### AIM:
Repeat the records below exactly, leaving out every picture.

### DATA TO PROCESS:
===
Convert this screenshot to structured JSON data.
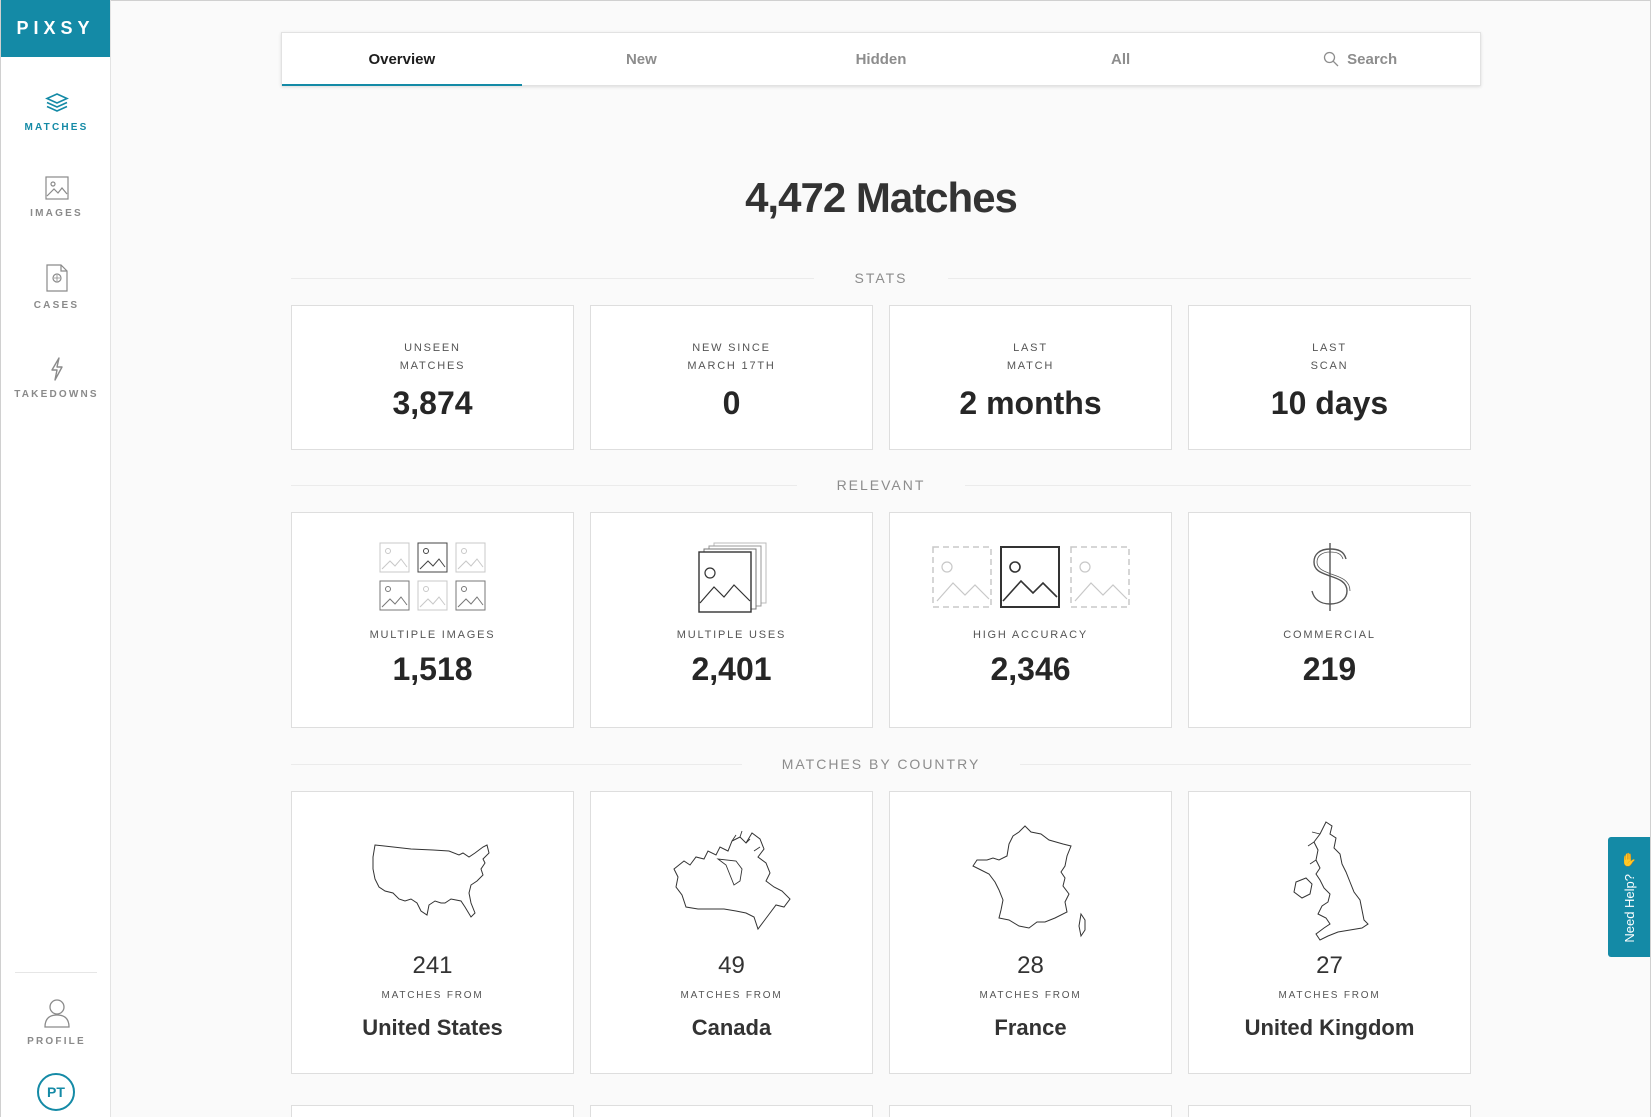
{
  "brand": {
    "logo": "PIXSY",
    "accent": "#148aa6"
  },
  "sidebar": {
    "items": [
      {
        "label": "MATCHES",
        "icon": "layers-icon",
        "active": true
      },
      {
        "label": "IMAGES",
        "icon": "image-icon",
        "active": false
      },
      {
        "label": "CASES",
        "icon": "case-file-icon",
        "active": false
      },
      {
        "label": "TAKEDOWNS",
        "icon": "lightning-icon",
        "active": false
      }
    ],
    "profile": {
      "label": "PROFILE",
      "icon": "person-icon"
    },
    "avatar_initials": "PT"
  },
  "tabs": [
    {
      "label": "Overview",
      "active": true
    },
    {
      "label": "New",
      "active": false
    },
    {
      "label": "Hidden",
      "active": false
    },
    {
      "label": "All",
      "active": false
    },
    {
      "label": "Search",
      "active": false,
      "icon": "search-icon"
    }
  ],
  "main": {
    "title": "4,472 Matches",
    "stats_section": "STATS",
    "stats": [
      {
        "label_line1": "UNSEEN",
        "label_line2": "MATCHES",
        "value": "3,874"
      },
      {
        "label_line1": "NEW SINCE",
        "label_line2": "MARCH 17TH",
        "value": "0"
      },
      {
        "label_line1": "LAST",
        "label_line2": "MATCH",
        "value": "2 months"
      },
      {
        "label_line1": "LAST",
        "label_line2": "SCAN",
        "value": "10 days"
      }
    ],
    "relevant_section": "RELEVANT",
    "relevant": [
      {
        "label": "MULTIPLE IMAGES",
        "value": "1,518",
        "icon": "image-grid-icon"
      },
      {
        "label": "MULTIPLE USES",
        "value": "2,401",
        "icon": "image-stack-icon"
      },
      {
        "label": "HIGH ACCURACY",
        "value": "2,346",
        "icon": "image-highlight-icon"
      },
      {
        "label": "COMMERCIAL",
        "value": "219",
        "icon": "dollar-icon"
      }
    ],
    "country_section": "MATCHES BY COUNTRY",
    "countries": [
      {
        "count": "241",
        "from_label": "MATCHES FROM",
        "name": "United States",
        "icon": "usa-map-icon"
      },
      {
        "count": "49",
        "from_label": "MATCHES FROM",
        "name": "Canada",
        "icon": "canada-map-icon"
      },
      {
        "count": "28",
        "from_label": "MATCHES FROM",
        "name": "France",
        "icon": "france-map-icon"
      },
      {
        "count": "27",
        "from_label": "MATCHES FROM",
        "name": "United Kingdom",
        "icon": "uk-map-icon"
      }
    ]
  },
  "help": {
    "label": "Need Help?",
    "icon": "waving-hand-icon"
  }
}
===
### TASK ANSWER:
Convert this screenshot to structured JSON data.
{
  "brand": {
    "logo": "PIXSY",
    "accent": "#148aa6"
  },
  "sidebar": {
    "items": [
      {
        "label": "MATCHES",
        "icon": "layers-icon",
        "active": true
      },
      {
        "label": "IMAGES",
        "icon": "image-icon",
        "active": false
      },
      {
        "label": "CASES",
        "icon": "case-file-icon",
        "active": false
      },
      {
        "label": "TAKEDOWNS",
        "icon": "lightning-icon",
        "active": false
      }
    ],
    "profile": {
      "label": "PROFILE",
      "icon": "person-icon"
    },
    "avatar_initials": "PT"
  },
  "tabs": [
    {
      "label": "Overview",
      "active": true
    },
    {
      "label": "New",
      "active": false
    },
    {
      "label": "Hidden",
      "active": false
    },
    {
      "label": "All",
      "active": false
    },
    {
      "label": "Search",
      "active": false,
      "icon": "search-icon"
    }
  ],
  "main": {
    "title": "4,472 Matches",
    "stats_section": "STATS",
    "stats": [
      {
        "label_line1": "UNSEEN",
        "label_line2": "MATCHES",
        "value": "3,874"
      },
      {
        "label_line1": "NEW SINCE",
        "label_line2": "MARCH 17TH",
        "value": "0"
      },
      {
        "label_line1": "LAST",
        "label_line2": "MATCH",
        "value": "2 months"
      },
      {
        "label_line1": "LAST",
        "label_line2": "SCAN",
        "value": "10 days"
      }
    ],
    "relevant_section": "RELEVANT",
    "relevant": [
      {
        "label": "MULTIPLE IMAGES",
        "value": "1,518",
        "icon": "image-grid-icon"
      },
      {
        "label": "MULTIPLE USES",
        "value": "2,401",
        "icon": "image-stack-icon"
      },
      {
        "label": "HIGH ACCURACY",
        "value": "2,346",
        "icon": "image-highlight-icon"
      },
      {
        "label": "COMMERCIAL",
        "value": "219",
        "icon": "dollar-icon"
      }
    ],
    "country_section": "MATCHES BY COUNTRY",
    "countries": [
      {
        "count": "241",
        "from_label": "MATCHES FROM",
        "name": "United States",
        "icon": "usa-map-icon"
      },
      {
        "count": "49",
        "from_label": "MATCHES FROM",
        "name": "Canada",
        "icon": "canada-map-icon"
      },
      {
        "count": "28",
        "from_label": "MATCHES FROM",
        "name": "France",
        "icon": "france-map-icon"
      },
      {
        "count": "27",
        "from_label": "MATCHES FROM",
        "name": "United Kingdom",
        "icon": "uk-map-icon"
      }
    ]
  },
  "help": {
    "label": "Need Help?",
    "icon": "waving-hand-icon"
  }
}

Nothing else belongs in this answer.